Excerpt from a dataset
▶
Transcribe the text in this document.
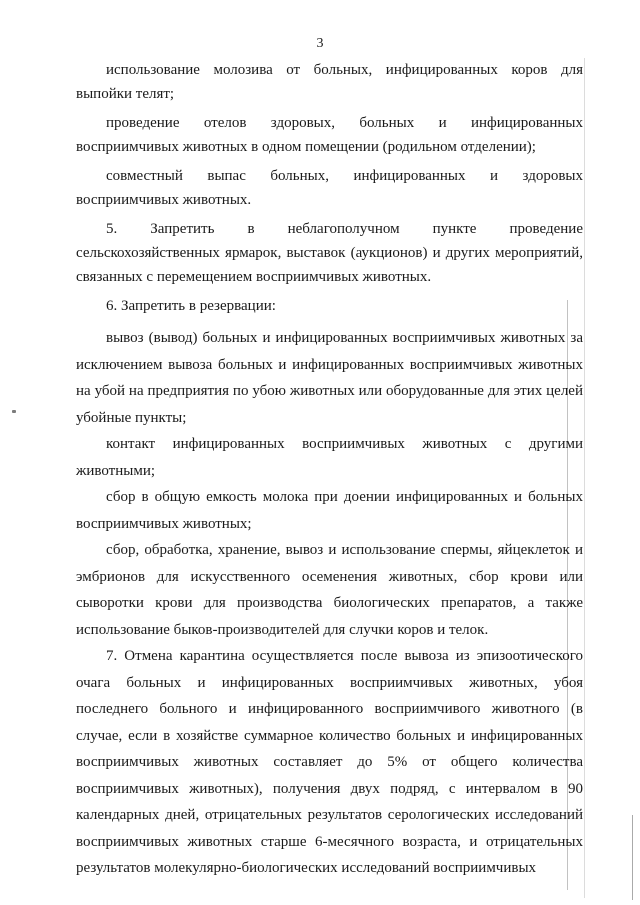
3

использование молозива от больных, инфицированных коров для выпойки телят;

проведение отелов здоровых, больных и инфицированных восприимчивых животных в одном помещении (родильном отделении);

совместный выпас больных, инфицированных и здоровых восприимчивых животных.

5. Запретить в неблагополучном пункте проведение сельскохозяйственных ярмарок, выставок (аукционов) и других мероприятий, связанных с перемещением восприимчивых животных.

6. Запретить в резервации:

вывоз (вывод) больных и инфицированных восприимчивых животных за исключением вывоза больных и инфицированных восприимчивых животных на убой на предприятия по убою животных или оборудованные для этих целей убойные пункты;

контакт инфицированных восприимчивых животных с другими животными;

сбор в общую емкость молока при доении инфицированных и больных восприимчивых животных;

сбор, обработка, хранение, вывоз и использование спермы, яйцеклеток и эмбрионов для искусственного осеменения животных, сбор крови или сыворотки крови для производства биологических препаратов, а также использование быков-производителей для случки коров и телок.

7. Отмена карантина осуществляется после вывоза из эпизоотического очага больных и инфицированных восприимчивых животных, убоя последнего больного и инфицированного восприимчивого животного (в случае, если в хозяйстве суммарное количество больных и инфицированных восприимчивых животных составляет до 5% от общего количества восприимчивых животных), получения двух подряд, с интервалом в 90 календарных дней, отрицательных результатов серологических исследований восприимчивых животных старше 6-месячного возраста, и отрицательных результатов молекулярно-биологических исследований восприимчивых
◀
### TASK REQUIREMENTS
Count every line of the records that holds the string "сбор". Write only the total.

### PROBLEM SOLUTION
2